*EXERCISE*.
Transcribe the material word for word, but without the images.

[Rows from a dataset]
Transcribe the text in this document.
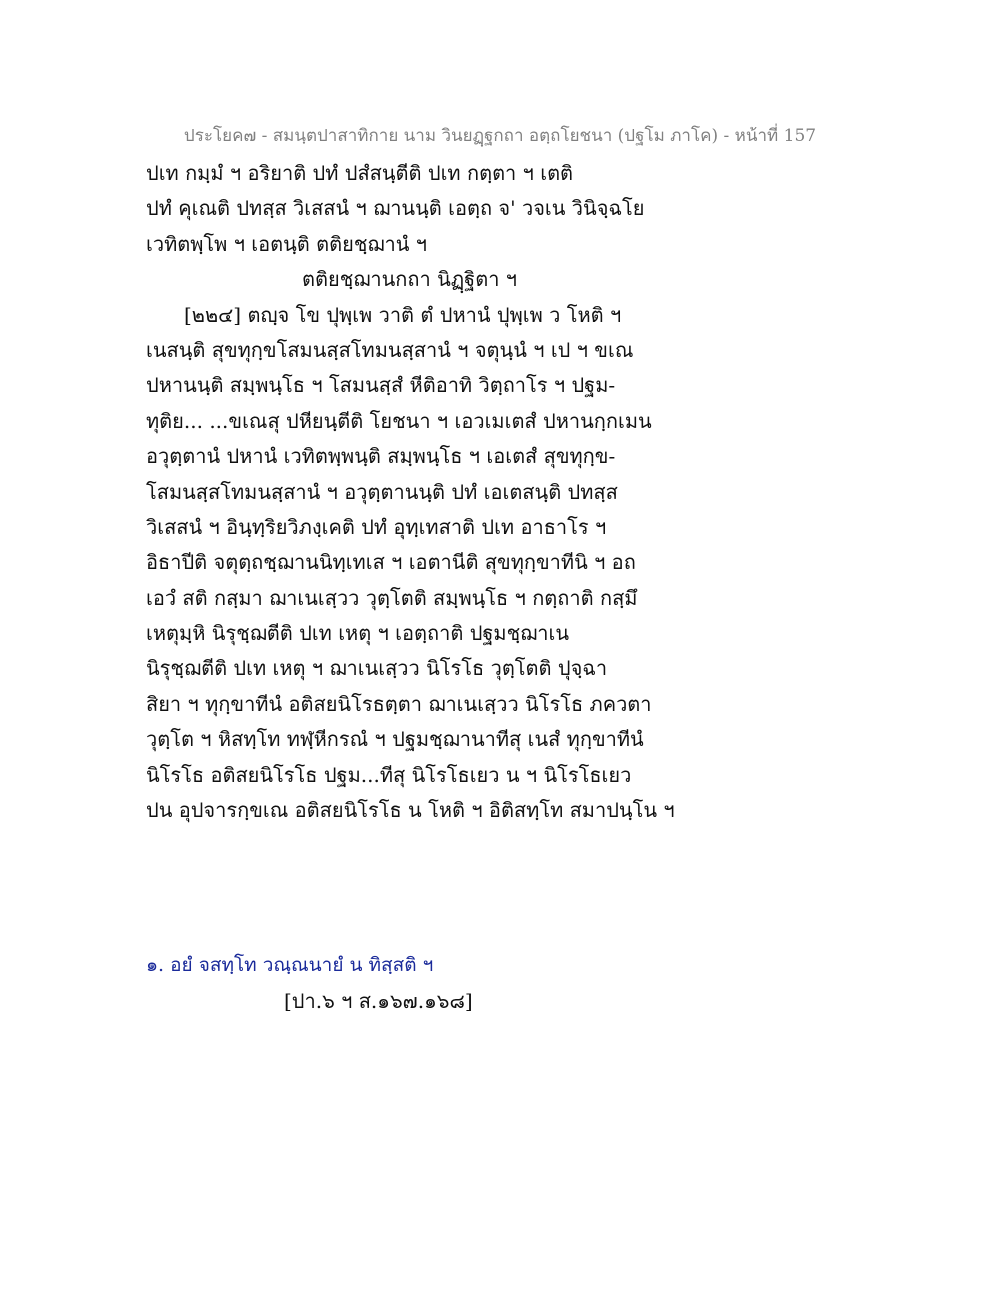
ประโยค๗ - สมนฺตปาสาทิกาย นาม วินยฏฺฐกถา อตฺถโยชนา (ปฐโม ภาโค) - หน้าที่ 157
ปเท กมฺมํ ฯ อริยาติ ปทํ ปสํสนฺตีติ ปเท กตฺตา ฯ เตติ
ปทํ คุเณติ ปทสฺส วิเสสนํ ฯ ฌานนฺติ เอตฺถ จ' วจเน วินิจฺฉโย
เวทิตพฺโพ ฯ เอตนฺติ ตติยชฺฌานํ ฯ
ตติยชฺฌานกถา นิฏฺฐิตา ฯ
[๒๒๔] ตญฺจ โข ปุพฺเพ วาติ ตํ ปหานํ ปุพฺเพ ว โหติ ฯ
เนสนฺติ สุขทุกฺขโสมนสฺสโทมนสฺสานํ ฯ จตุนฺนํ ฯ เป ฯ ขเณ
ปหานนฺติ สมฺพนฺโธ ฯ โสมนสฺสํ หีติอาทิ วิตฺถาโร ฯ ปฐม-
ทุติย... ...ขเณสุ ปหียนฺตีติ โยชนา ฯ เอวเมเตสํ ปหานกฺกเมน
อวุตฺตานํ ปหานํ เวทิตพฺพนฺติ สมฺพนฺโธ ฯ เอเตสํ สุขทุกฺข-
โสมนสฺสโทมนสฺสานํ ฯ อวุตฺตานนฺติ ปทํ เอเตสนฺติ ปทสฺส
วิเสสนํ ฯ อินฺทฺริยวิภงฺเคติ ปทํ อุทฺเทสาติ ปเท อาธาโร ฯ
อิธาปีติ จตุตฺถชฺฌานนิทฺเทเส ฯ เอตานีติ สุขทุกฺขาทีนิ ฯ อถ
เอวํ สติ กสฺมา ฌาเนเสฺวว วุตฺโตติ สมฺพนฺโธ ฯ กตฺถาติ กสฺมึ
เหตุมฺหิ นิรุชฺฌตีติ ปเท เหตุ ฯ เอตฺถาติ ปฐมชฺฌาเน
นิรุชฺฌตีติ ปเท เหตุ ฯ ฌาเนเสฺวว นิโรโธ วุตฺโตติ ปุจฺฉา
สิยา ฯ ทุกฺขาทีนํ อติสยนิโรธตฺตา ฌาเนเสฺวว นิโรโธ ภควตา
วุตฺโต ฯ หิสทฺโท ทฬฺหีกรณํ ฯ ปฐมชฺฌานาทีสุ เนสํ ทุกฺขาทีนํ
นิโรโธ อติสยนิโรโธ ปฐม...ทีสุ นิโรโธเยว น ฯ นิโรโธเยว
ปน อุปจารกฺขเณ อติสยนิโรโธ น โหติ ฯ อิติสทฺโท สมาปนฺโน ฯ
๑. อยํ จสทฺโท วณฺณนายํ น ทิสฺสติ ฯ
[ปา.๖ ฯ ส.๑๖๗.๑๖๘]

*WRITTEN SOLUTION*.
Transcribe the text in this document.
ประโยค๗ - สมนฺตปาสาทิกาย นาม วินยฏฺฐกถา อตฺถโยชนา (ปฐโม ภาโค) - หน้าที่ 157
ปเท กมฺมํ ฯ อริยาติ ปทํ ปสํสนฺตีติ ปเท กตฺตา ฯ เตติ
ปทํ คุเณติ ปทสฺส วิเสสนํ ฯ ฌานนฺติ เอตฺถ จ' วจเน วินิจฺฉโย
เวทิตพฺโพ ฯ เอตนฺติ ตติยชฺฌานํ ฯ
ตติยชฺฌานกถา นิฏฺฐิตา ฯ
[๒๒๔] ตญฺจ โข ปุพฺเพ วาติ ตํ ปหานํ ปุพฺเพ ว โหติ ฯ
เนสนฺติ สุขทุกฺขโสมนสฺสโทมนสฺสานํ ฯ จตุนฺนํ ฯ เป ฯ ขเณ
ปหานนฺติ สมฺพนฺโธ ฯ โสมนสฺสํ หีติอาทิ วิตฺถาโร ฯ ปฐม-
ทุติย... ...ขเณสุ ปหียนฺตีติ โยชนา ฯ เอวเมเตสํ ปหานกฺกเมน
อวุตฺตานํ ปหานํ เวทิตพฺพนฺติ สมฺพนฺโธ ฯ เอเตสํ สุขทุกฺข-
โสมนสฺสโทมนสฺสานํ ฯ อวุตฺตานนฺติ ปทํ เอเตสนฺติ ปทสฺส
วิเสสนํ ฯ อินฺทฺริยวิภงฺเคติ ปทํ อุทฺเทสาติ ปเท อาธาโร ฯ
อิธาปีติ จตุตฺถชฺฌานนิทฺเทเส ฯ เอตานีติ สุขทุกฺขาทีนิ ฯ อถ
เอวํ สติ กสฺมา ฌาเนเสฺวว วุตฺโตติ สมฺพนฺโธ ฯ กตฺถาติ กสฺมึ
เหตุมฺหิ นิรุชฺฌตีติ ปเท เหตุ ฯ เอตฺถาติ ปฐมชฺฌาเน
นิรุชฺฌตีติ ปเท เหตุ ฯ ฌาเนเสฺวว นิโรโธ วุตฺโตติ ปุจฺฉา
สิยา ฯ ทุกฺขาทีนํ อติสยนิโรธตฺตา ฌาเนเสฺวว นิโรโธ ภควตา
วุตฺโต ฯ หิสทฺโท ทฬฺหีกรณํ ฯ ปฐมชฺฌานาทีสุ เนสํ ทุกฺขาทีนํ
นิโรโธ อติสยนิโรโธ ปฐม...ทีสุ นิโรโธเยว น ฯ นิโรโธเยว
ปน อุปจารกฺขเณ อติสยนิโรโธ น โหติ ฯ อิติสทฺโท สมาปนฺโน ฯ
๑. อยํ จสทฺโท วณฺณนายํ น ทิสฺสติ ฯ
[ปา.๖ ฯ ส.๑๖๗.๑๖๘]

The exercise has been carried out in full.